**ENTRIES SHOWN**

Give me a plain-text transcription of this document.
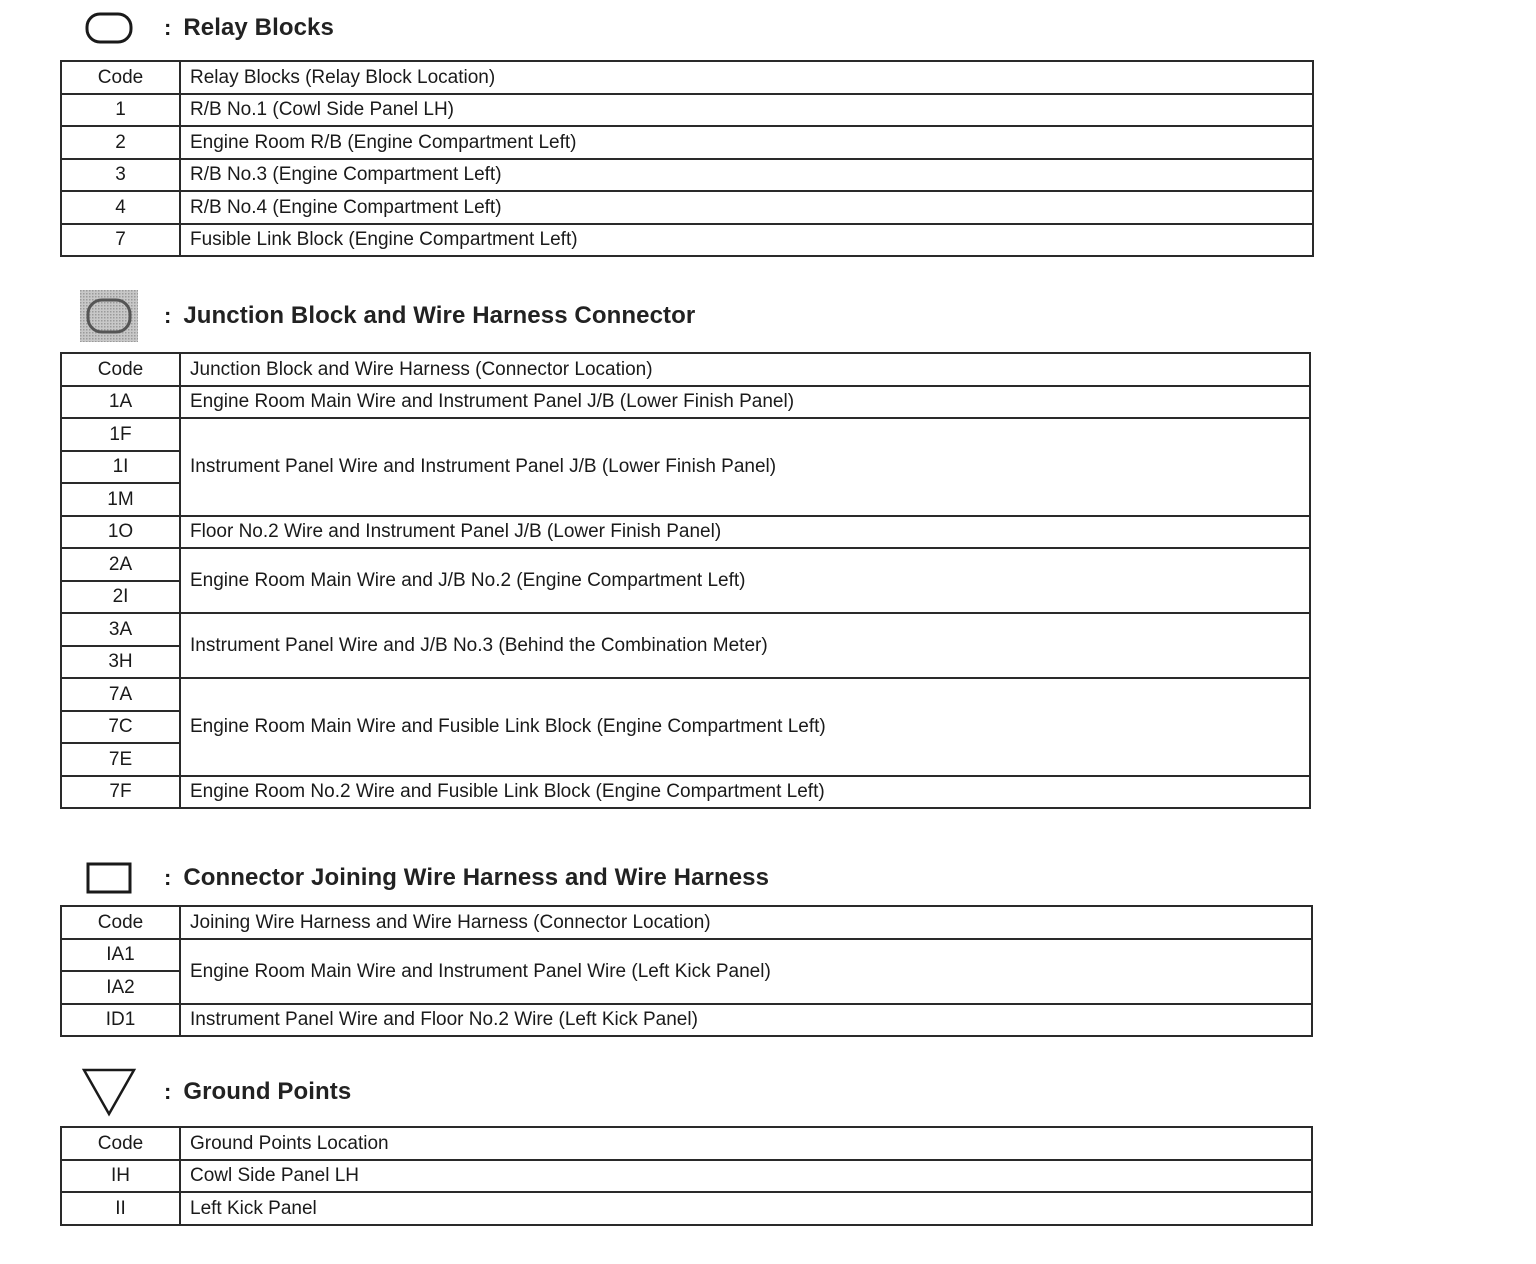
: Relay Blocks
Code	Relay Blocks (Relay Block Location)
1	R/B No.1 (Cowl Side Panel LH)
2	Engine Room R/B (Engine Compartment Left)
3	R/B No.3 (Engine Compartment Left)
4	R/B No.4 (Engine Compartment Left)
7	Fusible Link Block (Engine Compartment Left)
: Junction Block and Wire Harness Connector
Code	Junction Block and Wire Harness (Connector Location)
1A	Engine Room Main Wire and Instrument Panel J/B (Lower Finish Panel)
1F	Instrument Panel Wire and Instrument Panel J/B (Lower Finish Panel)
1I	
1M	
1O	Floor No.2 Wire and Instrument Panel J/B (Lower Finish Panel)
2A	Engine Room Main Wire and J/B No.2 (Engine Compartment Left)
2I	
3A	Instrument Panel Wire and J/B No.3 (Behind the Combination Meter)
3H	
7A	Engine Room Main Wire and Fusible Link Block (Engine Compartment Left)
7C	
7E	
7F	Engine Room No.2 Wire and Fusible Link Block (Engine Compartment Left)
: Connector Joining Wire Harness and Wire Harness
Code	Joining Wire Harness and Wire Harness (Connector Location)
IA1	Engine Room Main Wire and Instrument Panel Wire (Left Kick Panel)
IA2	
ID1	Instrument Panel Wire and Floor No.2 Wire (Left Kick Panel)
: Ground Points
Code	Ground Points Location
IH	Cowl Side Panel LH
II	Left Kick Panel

**GIVEN EXERCISE**
Looking at the records above, work out how many lines include the word "Code", then give that number by itself.

**RESPONSE TO THIS EXERCISE**
4